> [Directive] Type out the data exactly as given. Skip any image.

▬▬▬▬▬▬▬▬▬▬

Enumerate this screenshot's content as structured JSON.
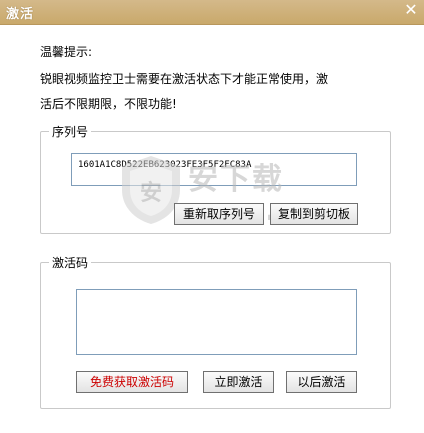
{
  "window": {
    "title": "激活",
    "close_glyph": "✕"
  },
  "hint": {
    "heading": "温馨提示:",
    "line1": "锐眼视频监控卫士需要在激活状态下才能正常使用，激",
    "line2": "活后不限期限，不限功能!"
  },
  "serial_group": {
    "label": "序列号",
    "value": "1601A1C8D522EB623023FE3F5F2FC83A",
    "refresh_button": "重新取序列号",
    "copy_button": "复制到剪切板"
  },
  "activation_group": {
    "label": "激活码",
    "code_value": "",
    "free_button": "免费获取激活码",
    "activate_button": "立即激活",
    "later_button": "以后激活"
  },
  "watermark": {
    "top_text": "安下载",
    "bottom_text": "anxz.com",
    "shield_glyph": "安"
  },
  "colors": {
    "titlebar": "#c9a96b",
    "red_button_text": "#cc0000"
  }
}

▬▬▬▬▬▬▬▬▬▬

> [Reply to the task]
Enumerate this screenshot's content as structured JSON.
{
  "window": {
    "title": "激活",
    "close_glyph": "✕"
  },
  "hint": {
    "heading": "温馨提示:",
    "line1": "锐眼视频监控卫士需要在激活状态下才能正常使用，激",
    "line2": "活后不限期限，不限功能!"
  },
  "serial_group": {
    "label": "序列号",
    "value": "1601A1C8D522EB623023FE3F5F2FC83A",
    "refresh_button": "重新取序列号",
    "copy_button": "复制到剪切板"
  },
  "activation_group": {
    "label": "激活码",
    "code_value": "",
    "free_button": "免费获取激活码",
    "activate_button": "立即激活",
    "later_button": "以后激活"
  },
  "watermark": {
    "top_text": "安下载",
    "bottom_text": "anxz.com",
    "shield_glyph": "安"
  },
  "colors": {
    "titlebar": "#c9a96b",
    "red_button_text": "#cc0000"
  }
}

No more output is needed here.